▶ DESCRIPTION OF THE TASK
All the data should come back exactly as it was given.

▶ Data extracted from a collection
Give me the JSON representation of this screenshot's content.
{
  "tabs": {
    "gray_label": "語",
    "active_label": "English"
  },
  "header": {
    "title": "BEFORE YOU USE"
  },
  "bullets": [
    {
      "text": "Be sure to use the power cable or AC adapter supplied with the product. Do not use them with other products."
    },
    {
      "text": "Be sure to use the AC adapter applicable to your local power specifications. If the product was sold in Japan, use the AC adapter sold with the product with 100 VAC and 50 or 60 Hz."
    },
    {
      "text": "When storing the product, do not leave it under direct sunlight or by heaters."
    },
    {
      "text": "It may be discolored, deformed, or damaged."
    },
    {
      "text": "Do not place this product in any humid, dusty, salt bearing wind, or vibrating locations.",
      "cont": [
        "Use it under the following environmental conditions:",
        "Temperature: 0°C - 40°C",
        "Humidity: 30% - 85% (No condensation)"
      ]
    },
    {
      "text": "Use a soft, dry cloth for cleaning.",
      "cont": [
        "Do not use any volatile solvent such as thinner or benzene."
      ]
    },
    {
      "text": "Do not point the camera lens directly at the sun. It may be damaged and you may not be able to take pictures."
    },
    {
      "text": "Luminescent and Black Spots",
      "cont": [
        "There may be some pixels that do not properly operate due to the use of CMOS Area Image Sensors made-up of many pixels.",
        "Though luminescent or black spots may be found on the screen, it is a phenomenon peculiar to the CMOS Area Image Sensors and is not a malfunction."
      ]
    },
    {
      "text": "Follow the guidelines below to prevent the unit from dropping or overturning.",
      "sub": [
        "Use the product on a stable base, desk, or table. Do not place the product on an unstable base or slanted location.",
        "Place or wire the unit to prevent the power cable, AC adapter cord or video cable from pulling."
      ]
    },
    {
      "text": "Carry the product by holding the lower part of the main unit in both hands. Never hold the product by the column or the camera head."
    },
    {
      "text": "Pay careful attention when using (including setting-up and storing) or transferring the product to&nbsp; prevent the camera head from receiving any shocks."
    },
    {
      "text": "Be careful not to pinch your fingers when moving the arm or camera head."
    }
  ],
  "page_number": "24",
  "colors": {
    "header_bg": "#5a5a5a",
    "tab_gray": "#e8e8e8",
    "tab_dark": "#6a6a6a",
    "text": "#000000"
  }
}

▶ FINAL RESULT
Give me the JSON representation of this screenshot's content.
{
  "tabs": {
    "gray_label": "語",
    "active_label": "English"
  },
  "header": {
    "title": "BEFORE YOU USE"
  },
  "bullets": [
    {
      "text": "Be sure to use the power cable or AC adapter supplied with the product. Do not use them with other products."
    },
    {
      "text": "Be sure to use the AC adapter applicable to your local power specifications. If the product was sold in Japan, use the AC adapter sold with the product with 100 VAC and 50 or 60 Hz."
    },
    {
      "text": "When storing the product, do not leave it under direct sunlight or by heaters."
    },
    {
      "text": "It may be discolored, deformed, or damaged."
    },
    {
      "text": "Do not place this product in any humid, dusty, salt bearing wind, or vibrating locations.",
      "cont": [
        "Use it under the following environmental conditions:",
        "Temperature: 0°C - 40°C",
        "Humidity: 30% - 85% (No condensation)"
      ]
    },
    {
      "text": "Use a soft, dry cloth for cleaning.",
      "cont": [
        "Do not use any volatile solvent such as thinner or benzene."
      ]
    },
    {
      "text": "Do not point the camera lens directly at the sun. It may be damaged and you may not be able to take pictures."
    },
    {
      "text": "Luminescent and Black Spots",
      "cont": [
        "There may be some pixels that do not properly operate due to the use of CMOS Area Image Sensors made-up of many pixels.",
        "Though luminescent or black spots may be found on the screen, it is a phenomenon peculiar to the CMOS Area Image Sensors and is not a malfunction."
      ]
    },
    {
      "text": "Follow the guidelines below to prevent the unit from dropping or overturning.",
      "sub": [
        "Use the product on a stable base, desk, or table. Do not place the product on an unstable base or slanted location.",
        "Place or wire the unit to prevent the power cable, AC adapter cord or video cable from pulling."
      ]
    },
    {
      "text": "Carry the product by holding the lower part of the main unit in both hands. Never hold the product by the column or the camera head."
    },
    {
      "text": "Pay careful attention when using (including setting-up and storing) or transferring the product to&nbsp; prevent the camera head from receiving any shocks."
    },
    {
      "text": "Be careful not to pinch your fingers when moving the arm or camera head."
    }
  ],
  "page_number": "24",
  "colors": {
    "header_bg": "#5a5a5a",
    "tab_gray": "#e8e8e8",
    "tab_dark": "#6a6a6a",
    "text": "#000000"
  }
}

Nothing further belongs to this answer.